## Challenge:
State the count of lines below in which the word "fritas" appears, and add nothing.

## Saved entries:
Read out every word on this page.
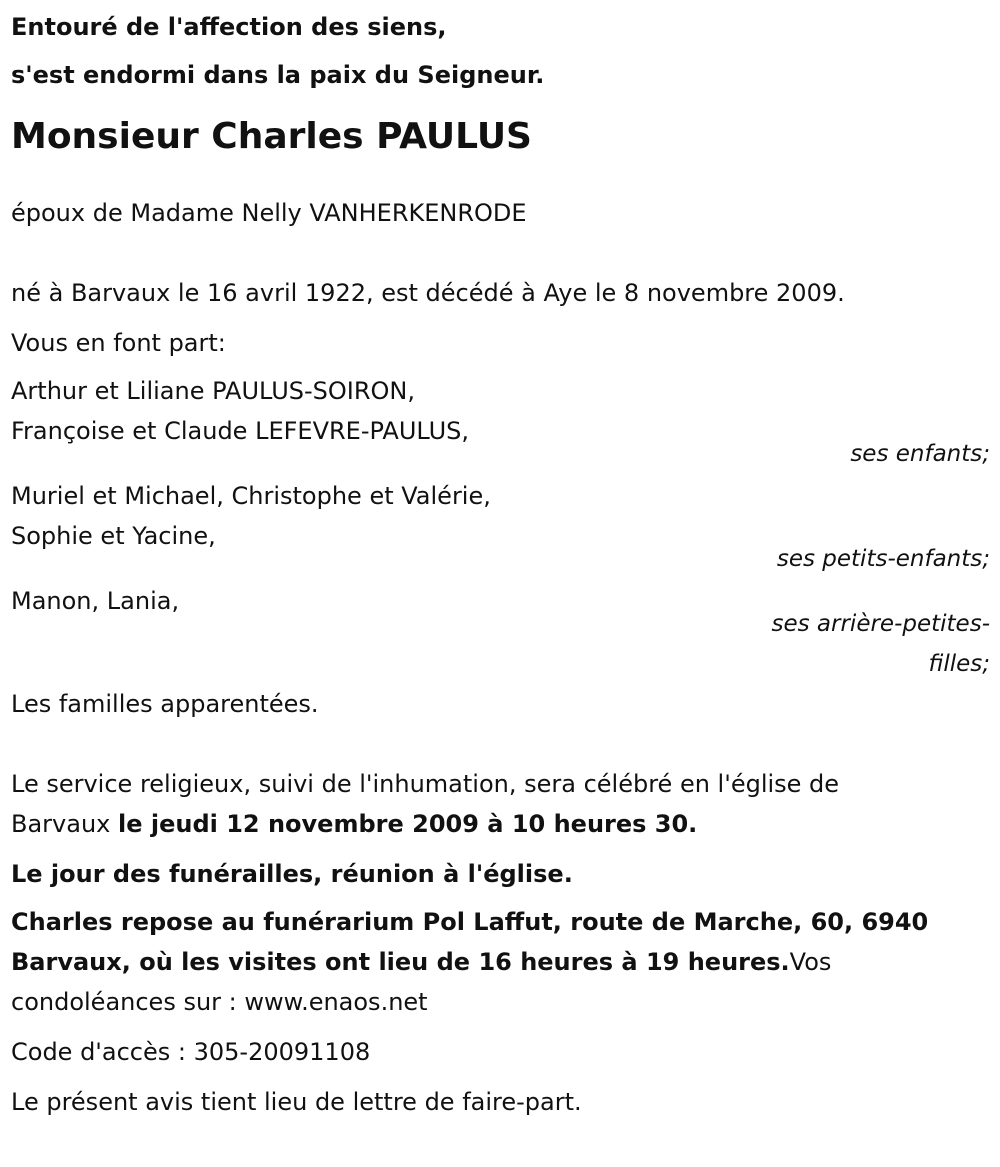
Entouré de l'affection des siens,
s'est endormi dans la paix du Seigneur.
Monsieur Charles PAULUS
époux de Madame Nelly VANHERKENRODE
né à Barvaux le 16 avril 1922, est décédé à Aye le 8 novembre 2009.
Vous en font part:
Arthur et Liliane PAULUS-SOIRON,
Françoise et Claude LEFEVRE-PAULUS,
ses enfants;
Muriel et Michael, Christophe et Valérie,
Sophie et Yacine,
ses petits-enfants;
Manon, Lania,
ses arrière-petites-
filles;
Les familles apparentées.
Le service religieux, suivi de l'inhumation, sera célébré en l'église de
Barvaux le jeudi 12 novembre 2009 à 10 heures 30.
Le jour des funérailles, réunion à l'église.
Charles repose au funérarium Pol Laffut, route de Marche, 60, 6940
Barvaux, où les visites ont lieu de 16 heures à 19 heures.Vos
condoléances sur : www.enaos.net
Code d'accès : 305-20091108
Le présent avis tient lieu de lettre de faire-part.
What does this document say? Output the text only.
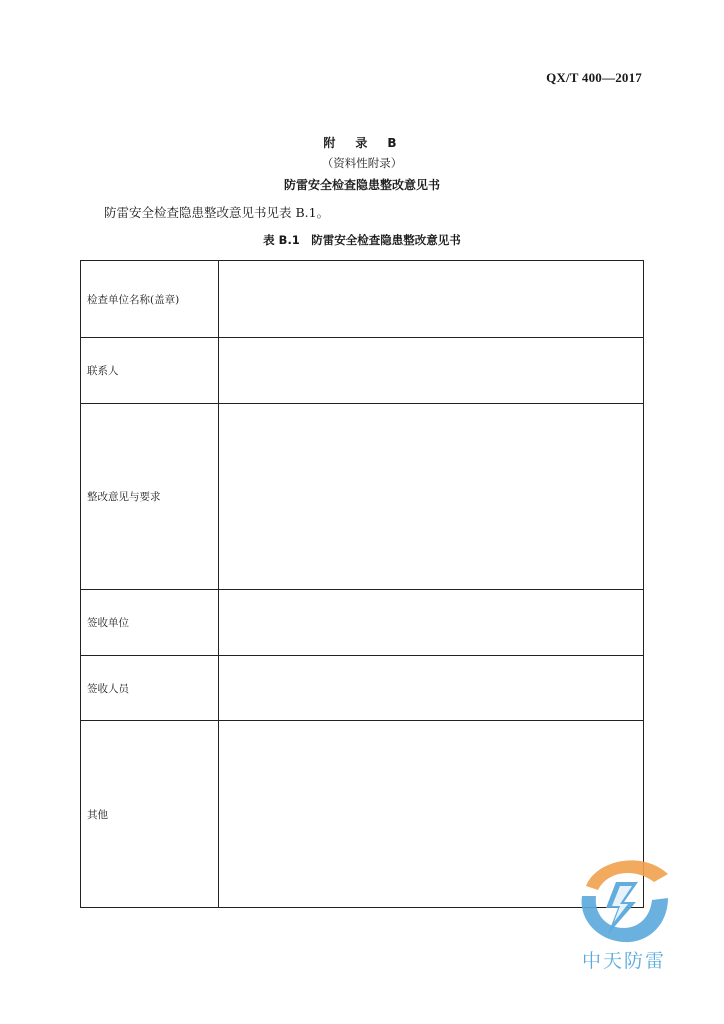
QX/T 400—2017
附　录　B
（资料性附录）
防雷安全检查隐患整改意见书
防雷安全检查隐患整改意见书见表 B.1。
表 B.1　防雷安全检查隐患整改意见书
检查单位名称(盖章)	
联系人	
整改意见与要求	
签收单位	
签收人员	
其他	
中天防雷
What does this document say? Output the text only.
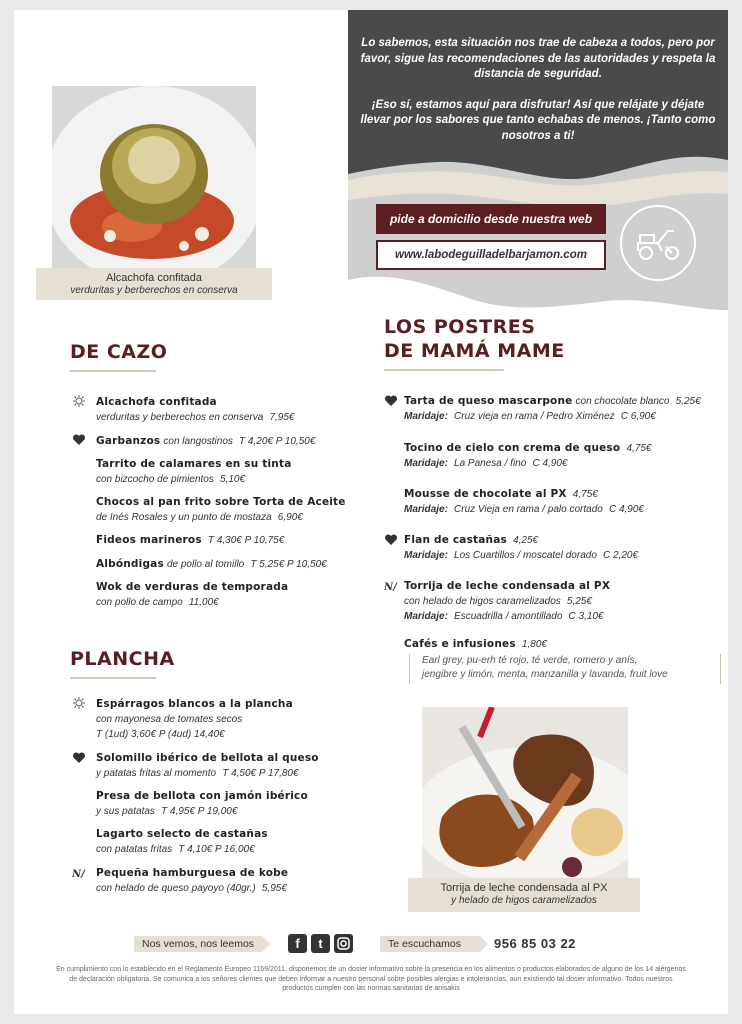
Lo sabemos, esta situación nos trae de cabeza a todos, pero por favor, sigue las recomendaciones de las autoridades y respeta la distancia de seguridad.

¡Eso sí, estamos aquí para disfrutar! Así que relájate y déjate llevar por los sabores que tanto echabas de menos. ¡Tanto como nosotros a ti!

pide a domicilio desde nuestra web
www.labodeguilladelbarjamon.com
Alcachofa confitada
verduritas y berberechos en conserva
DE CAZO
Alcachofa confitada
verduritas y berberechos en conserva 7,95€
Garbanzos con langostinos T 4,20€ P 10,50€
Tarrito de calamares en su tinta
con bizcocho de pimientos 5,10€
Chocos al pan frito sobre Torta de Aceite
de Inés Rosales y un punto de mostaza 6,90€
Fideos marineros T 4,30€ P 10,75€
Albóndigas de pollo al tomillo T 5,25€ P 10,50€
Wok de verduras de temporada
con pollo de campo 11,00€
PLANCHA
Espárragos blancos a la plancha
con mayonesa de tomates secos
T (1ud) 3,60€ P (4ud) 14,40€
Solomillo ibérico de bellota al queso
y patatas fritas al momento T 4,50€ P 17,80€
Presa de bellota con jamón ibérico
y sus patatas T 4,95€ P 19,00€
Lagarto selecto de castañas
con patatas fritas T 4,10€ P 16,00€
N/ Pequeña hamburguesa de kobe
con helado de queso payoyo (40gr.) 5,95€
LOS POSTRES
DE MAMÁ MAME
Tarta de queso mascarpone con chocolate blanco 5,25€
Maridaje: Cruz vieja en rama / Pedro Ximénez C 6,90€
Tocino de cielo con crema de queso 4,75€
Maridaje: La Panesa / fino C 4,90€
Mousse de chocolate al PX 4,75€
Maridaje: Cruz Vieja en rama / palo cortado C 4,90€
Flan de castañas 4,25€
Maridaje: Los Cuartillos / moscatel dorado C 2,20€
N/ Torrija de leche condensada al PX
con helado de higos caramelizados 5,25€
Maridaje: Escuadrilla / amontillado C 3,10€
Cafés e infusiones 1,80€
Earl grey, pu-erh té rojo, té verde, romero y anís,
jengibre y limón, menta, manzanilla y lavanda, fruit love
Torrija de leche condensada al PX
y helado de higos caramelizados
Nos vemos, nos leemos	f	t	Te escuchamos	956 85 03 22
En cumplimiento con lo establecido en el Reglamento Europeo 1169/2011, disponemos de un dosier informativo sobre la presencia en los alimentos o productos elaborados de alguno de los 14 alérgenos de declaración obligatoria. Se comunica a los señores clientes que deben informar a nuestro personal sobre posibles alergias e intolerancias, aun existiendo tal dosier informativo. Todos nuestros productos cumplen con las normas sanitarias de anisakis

## Right answer:
2